BRIEF:
Copy nothing but the text: repeat each entry exactly and drop the images.

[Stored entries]
__________________________________________________

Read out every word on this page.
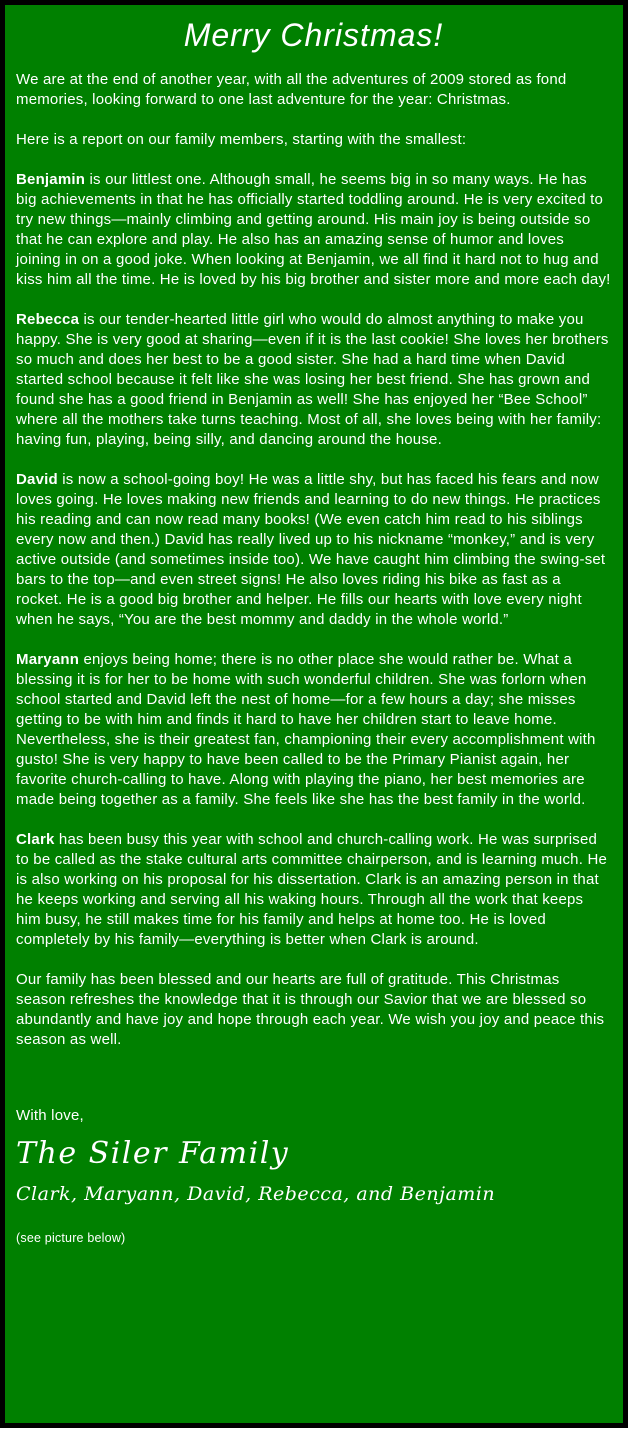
Merry Christmas!

We are at the end of another year, with all the adventures of 2009 stored as fond memories, looking forward to one last adventure for the year: Christmas.

Here is a report on our family members, starting with the smallest:

Benjamin is our littlest one. Although small, he seems big in so many ways. He has big achievements in that he has officially started toddling around. He is very excited to try new things—mainly climbing and getting around. His main joy is being outside so that he can explore and play. He also has an amazing sense of humor and loves joining in on a good joke. When looking at Benjamin, we all find it hard not to hug and kiss him all the time. He is loved by his big brother and sister more and more each day!

Rebecca is our tender-hearted little girl who would do almost anything to make you happy. She is very good at sharing—even if it is the last cookie! She loves her brothers so much and does her best to be a good sister. She had a hard time when David started school because it felt like she was losing her best friend. She has grown and found she has a good friend in Benjamin as well! She has enjoyed her “Bee School” where all the mothers take turns teaching. Most of all, she loves being with her family: having fun, playing, being silly, and dancing around the house.

David is now a school-going boy! He was a little shy, but has faced his fears and now loves going. He loves making new friends and learning to do new things. He practices his reading and can now read many books! (We even catch him read to his siblings every now and then.) David has really lived up to his nickname “monkey,” and is very active outside (and sometimes inside too). We have caught him climbing the swing-set bars to the top—and even street signs! He also loves riding his bike as fast as a rocket. He is a good big brother and helper. He fills our hearts with love every night when he says, “You are the best mommy and daddy in the whole world.”

Maryann enjoys being home; there is no other place she would rather be. What a blessing it is for her to be home with such wonderful children. She was forlorn when school started and David left the nest of home—for a few hours a day; she misses getting to be with him and finds it hard to have her children start to leave home. Nevertheless, she is their greatest fan, championing their every accomplishment with gusto! She is very happy to have been called to be the Primary Pianist again, her favorite church-calling to have. Along with playing the piano, her best memories are made being together as a family. She feels like she has the best family in the world.

Clark has been busy this year with school and church-calling work. He was surprised to be called as the stake cultural arts committee chairperson, and is learning much. He is also working on his proposal for his dissertation. Clark is an amazing person in that he keeps working and serving all his waking hours. Through all the work that keeps him busy, he still makes time for his family and helps at home too. He is loved completely by his family—everything is better when Clark is around.

Our family has been blessed and our hearts are full of gratitude. This Christmas season refreshes the knowledge that it is through our Savior that we are blessed so abundantly and have joy and hope through each year. We wish you joy and peace this season as well.

With love,

The Siler Family
Clark, Maryann, David, Rebecca, and Benjamin
(see picture below)
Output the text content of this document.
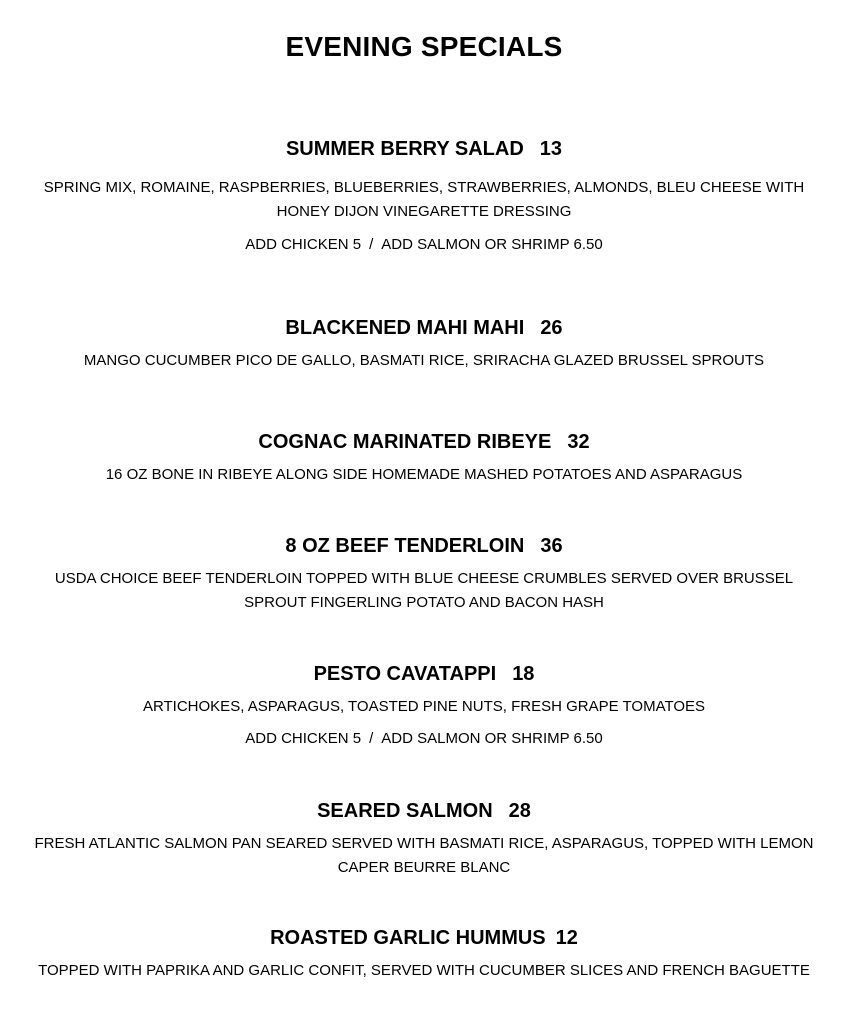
EVENING SPECIALS
SUMMER BERRY SALAD 13
SPRING MIX, ROMAINE, RASPBERRIES, BLUEBERRIES, STRAWBERRIES, ALMONDS, BLEU CHEESE WITH HONEY DIJON VINEGARETTE DRESSING
ADD CHICKEN 5 / ADD SALMON OR SHRIMP 6.50
BLACKENED MAHI MAHI 26
MANGO CUCUMBER PICO DE GALLO, BASMATI RICE, SRIRACHA GLAZED BRUSSEL SPROUTS
COGNAC MARINATED RIBEYE 32
16 OZ BONE IN RIBEYE ALONG SIDE HOMEMADE MASHED POTATOES AND ASPARAGUS
8 OZ BEEF TENDERLOIN 36
USDA CHOICE BEEF TENDERLOIN TOPPED WITH BLUE CHEESE CRUMBLES SERVED OVER BRUSSEL SPROUT FINGERLING POTATO AND BACON HASH
PESTO CAVATAPPI 18
ARTICHOKES, ASPARAGUS, TOASTED PINE NUTS, FRESH GRAPE TOMATOES
ADD CHICKEN 5 / ADD SALMON OR SHRIMP 6.50
SEARED SALMON 28
FRESH ATLANTIC SALMON PAN SEARED SERVED WITH BASMATI RICE, ASPARAGUS, TOPPED WITH LEMON CAPER BEURRE BLANC
ROASTED GARLIC HUMMUS 12
TOPPED WITH PAPRIKA AND GARLIC CONFIT, SERVED WITH CUCUMBER SLICES AND FRENCH BAGUETTE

__________________________________________________

ANSWER TO THE TASK:
Read out every word on this page.
Merry Christmas!

We are at the end of another year, with all the adventures of 2009 stored as fond memories, looking forward to one last adventure for the year: Christmas.

Here is a report on our family members, starting with the smallest:

Benjamin is our littlest one. Although small, he seems big in so many ways. He has big achievements in that he has officially started toddling around. He is very excited to try new things—mainly climbing and getting around. His main joy is being outside so that he can explore and play. He also has an amazing sense of humor and loves joining in on a good joke. When looking at Benjamin, we all find it hard not to hug and kiss him all the time. He is loved by his big brother and sister more and more each day!

Rebecca is our tender-hearted little girl who would do almost anything to make you happy. She is very good at sharing—even if it is the last cookie! She loves her brothers so much and does her best to be a good sister. She had a hard time when David started school because it felt like she was losing her best friend. She has grown and found she has a good friend in Benjamin as well! She has enjoyed her “Bee School” where all the mothers take turns teaching. Most of all, she loves being with her family: having fun, playing, being silly, and dancing around the house.

David is now a school-going boy! He was a little shy, but has faced his fears and now loves going. He loves making new friends and learning to do new things. He practices his reading and can now read many books! (We even catch him read to his siblings every now and then.) David has really lived up to his nickname “monkey,” and is very active outside (and sometimes inside too). We have caught him climbing the swing-set bars to the top—and even street signs! He also loves riding his bike as fast as a rocket. He is a good big brother and helper. He fills our hearts with love every night when he says, “You are the best mommy and daddy in the whole world.”

Maryann enjoys being home; there is no other place she would rather be. What a blessing it is for her to be home with such wonderful children. She was forlorn when school started and David left the nest of home—for a few hours a day; she misses getting to be with him and finds it hard to have her children start to leave home. Nevertheless, she is their greatest fan, championing their every accomplishment with gusto! She is very happy to have been called to be the Primary Pianist again, her favorite church-calling to have. Along with playing the piano, her best memories are made being together as a family. She feels like she has the best family in the world.

Clark has been busy this year with school and church-calling work. He was surprised to be called as the stake cultural arts committee chairperson, and is learning much. He is also working on his proposal for his dissertation. Clark is an amazing person in that he keeps working and serving all his waking hours. Through all the work that keeps him busy, he still makes time for his family and helps at home too. He is loved completely by his family—everything is better when Clark is around.

Our family has been blessed and our hearts are full of gratitude. This Christmas season refreshes the knowledge that it is through our Savior that we are blessed so abundantly and have joy and hope through each year. We wish you joy and peace this season as well.

With love,

The Siler Family
Clark, Maryann, David, Rebecca, and Benjamin
(see picture below)
Output the text content of this document.
EVENING SPECIALS
SUMMER BERRY SALAD 13
SPRING MIX, ROMAINE, RASPBERRIES, BLUEBERRIES, STRAWBERRIES, ALMONDS, BLEU CHEESE WITH HONEY DIJON VINEGARETTE DRESSING
ADD CHICKEN 5 / ADD SALMON OR SHRIMP 6.50
BLACKENED MAHI MAHI 26
MANGO CUCUMBER PICO DE GALLO, BASMATI RICE, SRIRACHA GLAZED BRUSSEL SPROUTS
COGNAC MARINATED RIBEYE 32
16 OZ BONE IN RIBEYE ALONG SIDE HOMEMADE MASHED POTATOES AND ASPARAGUS
8 OZ BEEF TENDERLOIN 36
USDA CHOICE BEEF TENDERLOIN TOPPED WITH BLUE CHEESE CRUMBLES SERVED OVER BRUSSEL SPROUT FINGERLING POTATO AND BACON HASH
PESTO CAVATAPPI 18
ARTICHOKES, ASPARAGUS, TOASTED PINE NUTS, FRESH GRAPE TOMATOES
ADD CHICKEN 5 / ADD SALMON OR SHRIMP 6.50
SEARED SALMON 28
FRESH ATLANTIC SALMON PAN SEARED SERVED WITH BASMATI RICE, ASPARAGUS, TOPPED WITH LEMON CAPER BEURRE BLANC
ROASTED GARLIC HUMMUS 12
TOPPED WITH PAPRIKA AND GARLIC CONFIT, SERVED WITH CUCUMBER SLICES AND FRENCH BAGUETTE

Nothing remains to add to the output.